**Excerpt from a dataset:**
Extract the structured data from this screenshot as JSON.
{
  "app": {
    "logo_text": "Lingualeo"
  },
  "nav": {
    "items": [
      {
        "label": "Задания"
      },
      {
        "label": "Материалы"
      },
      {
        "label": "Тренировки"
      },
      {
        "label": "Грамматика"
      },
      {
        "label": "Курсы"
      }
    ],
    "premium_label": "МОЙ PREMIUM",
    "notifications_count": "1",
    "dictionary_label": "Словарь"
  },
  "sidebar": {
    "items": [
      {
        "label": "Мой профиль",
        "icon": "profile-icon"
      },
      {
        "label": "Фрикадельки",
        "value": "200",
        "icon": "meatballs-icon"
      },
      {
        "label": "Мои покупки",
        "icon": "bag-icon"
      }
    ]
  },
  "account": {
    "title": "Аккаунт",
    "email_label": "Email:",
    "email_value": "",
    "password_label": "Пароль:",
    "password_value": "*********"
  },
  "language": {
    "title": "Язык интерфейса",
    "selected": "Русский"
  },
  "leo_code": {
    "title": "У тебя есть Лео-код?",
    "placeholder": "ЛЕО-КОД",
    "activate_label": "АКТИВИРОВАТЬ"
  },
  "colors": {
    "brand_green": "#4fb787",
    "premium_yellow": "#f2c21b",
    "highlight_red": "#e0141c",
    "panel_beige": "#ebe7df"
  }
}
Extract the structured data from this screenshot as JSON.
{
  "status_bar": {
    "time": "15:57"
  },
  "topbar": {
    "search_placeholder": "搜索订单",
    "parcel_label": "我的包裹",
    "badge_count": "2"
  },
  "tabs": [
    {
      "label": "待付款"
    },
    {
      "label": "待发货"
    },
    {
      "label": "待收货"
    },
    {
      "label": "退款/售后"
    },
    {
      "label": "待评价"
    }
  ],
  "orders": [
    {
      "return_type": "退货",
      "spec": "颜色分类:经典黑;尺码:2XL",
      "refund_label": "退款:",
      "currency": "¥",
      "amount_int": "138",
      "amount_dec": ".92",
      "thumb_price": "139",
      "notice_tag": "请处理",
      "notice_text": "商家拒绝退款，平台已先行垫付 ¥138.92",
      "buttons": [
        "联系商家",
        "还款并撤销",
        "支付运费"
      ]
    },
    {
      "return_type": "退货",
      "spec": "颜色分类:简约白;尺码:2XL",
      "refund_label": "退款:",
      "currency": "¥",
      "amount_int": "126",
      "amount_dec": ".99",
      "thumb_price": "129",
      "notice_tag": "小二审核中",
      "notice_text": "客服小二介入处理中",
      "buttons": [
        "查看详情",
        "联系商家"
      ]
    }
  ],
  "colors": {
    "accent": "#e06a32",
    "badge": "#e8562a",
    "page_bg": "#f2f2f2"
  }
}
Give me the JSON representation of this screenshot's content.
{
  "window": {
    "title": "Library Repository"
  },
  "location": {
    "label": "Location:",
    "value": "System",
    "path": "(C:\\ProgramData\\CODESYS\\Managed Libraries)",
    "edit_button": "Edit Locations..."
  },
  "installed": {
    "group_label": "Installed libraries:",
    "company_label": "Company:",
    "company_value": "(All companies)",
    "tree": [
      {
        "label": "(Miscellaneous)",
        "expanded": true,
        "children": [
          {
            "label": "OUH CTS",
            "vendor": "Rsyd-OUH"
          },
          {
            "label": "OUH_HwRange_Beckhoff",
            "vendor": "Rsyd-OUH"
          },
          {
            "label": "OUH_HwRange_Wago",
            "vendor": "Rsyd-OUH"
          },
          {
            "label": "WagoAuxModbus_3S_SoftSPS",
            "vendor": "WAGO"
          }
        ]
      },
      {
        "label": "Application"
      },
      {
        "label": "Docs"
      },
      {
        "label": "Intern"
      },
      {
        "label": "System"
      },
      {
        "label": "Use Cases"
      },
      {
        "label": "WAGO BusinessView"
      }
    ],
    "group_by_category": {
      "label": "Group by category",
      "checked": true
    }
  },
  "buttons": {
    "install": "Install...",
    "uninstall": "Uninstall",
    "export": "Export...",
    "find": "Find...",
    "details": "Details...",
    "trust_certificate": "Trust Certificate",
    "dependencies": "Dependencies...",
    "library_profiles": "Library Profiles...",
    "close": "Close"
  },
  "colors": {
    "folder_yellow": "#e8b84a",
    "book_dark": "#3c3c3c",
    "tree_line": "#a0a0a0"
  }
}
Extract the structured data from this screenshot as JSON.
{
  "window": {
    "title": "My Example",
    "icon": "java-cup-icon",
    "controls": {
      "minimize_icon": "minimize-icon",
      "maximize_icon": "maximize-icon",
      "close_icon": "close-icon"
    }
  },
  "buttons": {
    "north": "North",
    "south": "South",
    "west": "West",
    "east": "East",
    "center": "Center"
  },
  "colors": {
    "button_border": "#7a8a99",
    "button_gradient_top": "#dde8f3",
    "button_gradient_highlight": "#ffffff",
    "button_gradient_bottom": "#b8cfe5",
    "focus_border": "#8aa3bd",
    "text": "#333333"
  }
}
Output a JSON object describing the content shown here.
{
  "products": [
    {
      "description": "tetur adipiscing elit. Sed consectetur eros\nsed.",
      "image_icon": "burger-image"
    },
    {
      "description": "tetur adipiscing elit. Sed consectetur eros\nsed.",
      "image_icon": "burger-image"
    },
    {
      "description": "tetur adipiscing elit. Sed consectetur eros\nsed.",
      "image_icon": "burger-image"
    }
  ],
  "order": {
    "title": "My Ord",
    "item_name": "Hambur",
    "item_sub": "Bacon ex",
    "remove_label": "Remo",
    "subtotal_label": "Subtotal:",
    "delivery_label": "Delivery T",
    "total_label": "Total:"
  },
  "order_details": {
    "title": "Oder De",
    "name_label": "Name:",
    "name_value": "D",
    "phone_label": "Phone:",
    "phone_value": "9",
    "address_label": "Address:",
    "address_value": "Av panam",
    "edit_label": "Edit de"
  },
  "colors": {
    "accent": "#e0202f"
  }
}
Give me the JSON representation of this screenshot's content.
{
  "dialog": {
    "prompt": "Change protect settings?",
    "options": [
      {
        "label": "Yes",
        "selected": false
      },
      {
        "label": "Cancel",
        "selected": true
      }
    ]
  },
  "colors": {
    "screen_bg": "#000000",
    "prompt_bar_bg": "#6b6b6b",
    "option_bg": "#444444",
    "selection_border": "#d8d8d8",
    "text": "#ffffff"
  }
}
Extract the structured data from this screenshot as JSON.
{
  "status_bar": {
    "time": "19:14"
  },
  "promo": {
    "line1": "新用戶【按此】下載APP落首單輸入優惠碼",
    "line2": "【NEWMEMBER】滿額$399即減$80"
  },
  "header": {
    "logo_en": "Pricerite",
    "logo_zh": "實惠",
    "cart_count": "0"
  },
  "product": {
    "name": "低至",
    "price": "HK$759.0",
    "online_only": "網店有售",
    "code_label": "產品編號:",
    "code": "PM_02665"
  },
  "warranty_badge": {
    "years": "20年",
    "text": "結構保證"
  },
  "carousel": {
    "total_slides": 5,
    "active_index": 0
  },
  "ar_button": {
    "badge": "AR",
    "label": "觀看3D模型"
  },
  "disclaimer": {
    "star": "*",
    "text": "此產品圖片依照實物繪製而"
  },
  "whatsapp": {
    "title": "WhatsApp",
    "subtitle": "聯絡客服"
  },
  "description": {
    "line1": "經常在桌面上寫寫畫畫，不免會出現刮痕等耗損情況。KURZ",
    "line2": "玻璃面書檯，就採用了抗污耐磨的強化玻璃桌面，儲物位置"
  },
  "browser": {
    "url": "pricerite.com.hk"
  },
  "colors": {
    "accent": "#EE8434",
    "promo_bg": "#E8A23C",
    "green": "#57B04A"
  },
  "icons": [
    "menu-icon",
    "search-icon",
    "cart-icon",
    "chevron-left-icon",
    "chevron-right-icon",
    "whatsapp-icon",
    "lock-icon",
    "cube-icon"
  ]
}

**Stated task:** All records above must be set down exactly, please.

**Answer:**
Extract the structured data from this screenshot as JSON.
{
  "app": {
    "logo_text": "Lingualeo"
  },
  "nav": {
    "items": [
      {
        "label": "Задания"
      },
      {
        "label": "Материалы"
      },
      {
        "label": "Тренировки"
      },
      {
        "label": "Грамматика"
      },
      {
        "label": "Курсы"
      }
    ],
    "premium_label": "МОЙ PREMIUM",
    "notifications_count": "1",
    "dictionary_label": "Словарь"
  },
  "sidebar": {
    "items": [
      {
        "label": "Мой профиль",
        "icon": "profile-icon"
      },
      {
        "label": "Фрикадельки",
        "value": "200",
        "icon": "meatballs-icon"
      },
      {
        "label": "Мои покупки",
        "icon": "bag-icon"
      }
    ]
  },
  "account": {
    "title": "Аккаунт",
    "email_label": "Email:",
    "email_value": "",
    "password_label": "Пароль:",
    "password_value": "*********"
  },
  "language": {
    "title": "Язык интерфейса",
    "selected": "Русский"
  },
  "leo_code": {
    "title": "У тебя есть Лео-код?",
    "placeholder": "ЛЕО-КОД",
    "activate_label": "АКТИВИРОВАТЬ"
  },
  "colors": {
    "brand_green": "#4fb787",
    "premium_yellow": "#f2c21b",
    "highlight_red": "#e0141c",
    "panel_beige": "#ebe7df"
  }
}
Extract the structured data from this screenshot as JSON.
{
  "status_bar": {
    "time": "15:57"
  },
  "topbar": {
    "search_placeholder": "搜索订单",
    "parcel_label": "我的包裹",
    "badge_count": "2"
  },
  "tabs": [
    {
      "label": "待付款"
    },
    {
      "label": "待发货"
    },
    {
      "label": "待收货"
    },
    {
      "label": "退款/售后"
    },
    {
      "label": "待评价"
    }
  ],
  "orders": [
    {
      "return_type": "退货",
      "spec": "颜色分类:经典黑;尺码:2XL",
      "refund_label": "退款:",
      "currency": "¥",
      "amount_int": "138",
      "amount_dec": ".92",
      "thumb_price": "139",
      "notice_tag": "请处理",
      "notice_text": "商家拒绝退款，平台已先行垫付 ¥138.92",
      "buttons": [
        "联系商家",
        "还款并撤销",
        "支付运费"
      ]
    },
    {
      "return_type": "退货",
      "spec": "颜色分类:简约白;尺码:2XL",
      "refund_label": "退款:",
      "currency": "¥",
      "amount_int": "126",
      "amount_dec": ".99",
      "thumb_price": "129",
      "notice_tag": "小二审核中",
      "notice_text": "客服小二介入处理中",
      "buttons": [
        "查看详情",
        "联系商家"
      ]
    }
  ],
  "colors": {
    "accent": "#e06a32",
    "badge": "#e8562a",
    "page_bg": "#f2f2f2"
  }
}
Give me the JSON representation of this screenshot's content.
{
  "window": {
    "title": "Library Repository"
  },
  "location": {
    "label": "Location:",
    "value": "System",
    "path": "(C:\\ProgramData\\CODESYS\\Managed Libraries)",
    "edit_button": "Edit Locations..."
  },
  "installed": {
    "group_label": "Installed libraries:",
    "company_label": "Company:",
    "company_value": "(All companies)",
    "tree": [
      {
        "label": "(Miscellaneous)",
        "expanded": true,
        "children": [
          {
            "label": "OUH CTS",
            "vendor": "Rsyd-OUH"
          },
          {
            "label": "OUH_HwRange_Beckhoff",
            "vendor": "Rsyd-OUH"
          },
          {
            "label": "OUH_HwRange_Wago",
            "vendor": "Rsyd-OUH"
          },
          {
            "label": "WagoAuxModbus_3S_SoftSPS",
            "vendor": "WAGO"
          }
        ]
      },
      {
        "label": "Application"
      },
      {
        "label": "Docs"
      },
      {
        "label": "Intern"
      },
      {
        "label": "System"
      },
      {
        "label": "Use Cases"
      },
      {
        "label": "WAGO BusinessView"
      }
    ],
    "group_by_category": {
      "label": "Group by category",
      "checked": true
    }
  },
  "buttons": {
    "install": "Install...",
    "uninstall": "Uninstall",
    "export": "Export...",
    "find": "Find...",
    "details": "Details...",
    "trust_certificate": "Trust Certificate",
    "dependencies": "Dependencies...",
    "library_profiles": "Library Profiles...",
    "close": "Close"
  },
  "colors": {
    "folder_yellow": "#e8b84a",
    "book_dark": "#3c3c3c",
    "tree_line": "#a0a0a0"
  }
}
Extract the structured data from this screenshot as JSON.
{
  "window": {
    "title": "My Example",
    "icon": "java-cup-icon",
    "controls": {
      "minimize_icon": "minimize-icon",
      "maximize_icon": "maximize-icon",
      "close_icon": "close-icon"
    }
  },
  "buttons": {
    "north": "North",
    "south": "South",
    "west": "West",
    "east": "East",
    "center": "Center"
  },
  "colors": {
    "button_border": "#7a8a99",
    "button_gradient_top": "#dde8f3",
    "button_gradient_highlight": "#ffffff",
    "button_gradient_bottom": "#b8cfe5",
    "focus_border": "#8aa3bd",
    "text": "#333333"
  }
}
Output a JSON object describing the content shown here.
{
  "products": [
    {
      "description": "tetur adipiscing elit. Sed consectetur eros\nsed.",
      "image_icon": "burger-image"
    },
    {
      "description": "tetur adipiscing elit. Sed consectetur eros\nsed.",
      "image_icon": "burger-image"
    },
    {
      "description": "tetur adipiscing elit. Sed consectetur eros\nsed.",
      "image_icon": "burger-image"
    }
  ],
  "order": {
    "title": "My Ord",
    "item_name": "Hambur",
    "item_sub": "Bacon ex",
    "remove_label": "Remo",
    "subtotal_label": "Subtotal:",
    "delivery_label": "Delivery T",
    "total_label": "Total:"
  },
  "order_details": {
    "title": "Oder De",
    "name_label": "Name:",
    "name_value": "D",
    "phone_label": "Phone:",
    "phone_value": "9",
    "address_label": "Address:",
    "address_value": "Av panam",
    "edit_label": "Edit de"
  },
  "colors": {
    "accent": "#e0202f"
  }
}
Give me the JSON representation of this screenshot's content.
{
  "dialog": {
    "prompt": "Change protect settings?",
    "options": [
      {
        "label": "Yes",
        "selected": false
      },
      {
        "label": "Cancel",
        "selected": true
      }
    ]
  },
  "colors": {
    "screen_bg": "#000000",
    "prompt_bar_bg": "#6b6b6b",
    "option_bg": "#444444",
    "selection_border": "#d8d8d8",
    "text": "#ffffff"
  }
}
Extract the structured data from this screenshot as JSON.
{
  "status_bar": {
    "time": "19:14"
  },
  "promo": {
    "line1": "新用戶【按此】下載APP落首單輸入優惠碼",
    "line2": "【NEWMEMBER】滿額$399即減$80"
  },
  "header": {
    "logo_en": "Pricerite",
    "logo_zh": "實惠",
    "cart_count": "0"
  },
  "product": {
    "name": "低至",
    "price": "HK$759.0",
    "online_only": "網店有售",
    "code_label": "產品編號:",
    "code": "PM_02665"
  },
  "warranty_badge": {
    "years": "20年",
    "text": "結構保證"
  },
  "carousel": {
    "total_slides": 5,
    "active_index": 0
  },
  "ar_button": {
    "badge": "AR",
    "label": "觀看3D模型"
  },
  "disclaimer": {
    "star": "*",
    "text": "此產品圖片依照實物繪製而"
  },
  "whatsapp": {
    "title": "WhatsApp",
    "subtitle": "聯絡客服"
  },
  "description": {
    "line1": "經常在桌面上寫寫畫畫，不免會出現刮痕等耗損情況。KURZ",
    "line2": "玻璃面書檯，就採用了抗污耐磨的強化玻璃桌面，儲物位置"
  },
  "browser": {
    "url": "pricerite.com.hk"
  },
  "colors": {
    "accent": "#EE8434",
    "promo_bg": "#E8A23C",
    "green": "#57B04A"
  },
  "icons": [
    "menu-icon",
    "search-icon",
    "cart-icon",
    "chevron-left-icon",
    "chevron-right-icon",
    "whatsapp-icon",
    "lock-icon",
    "cube-icon"
  ]
}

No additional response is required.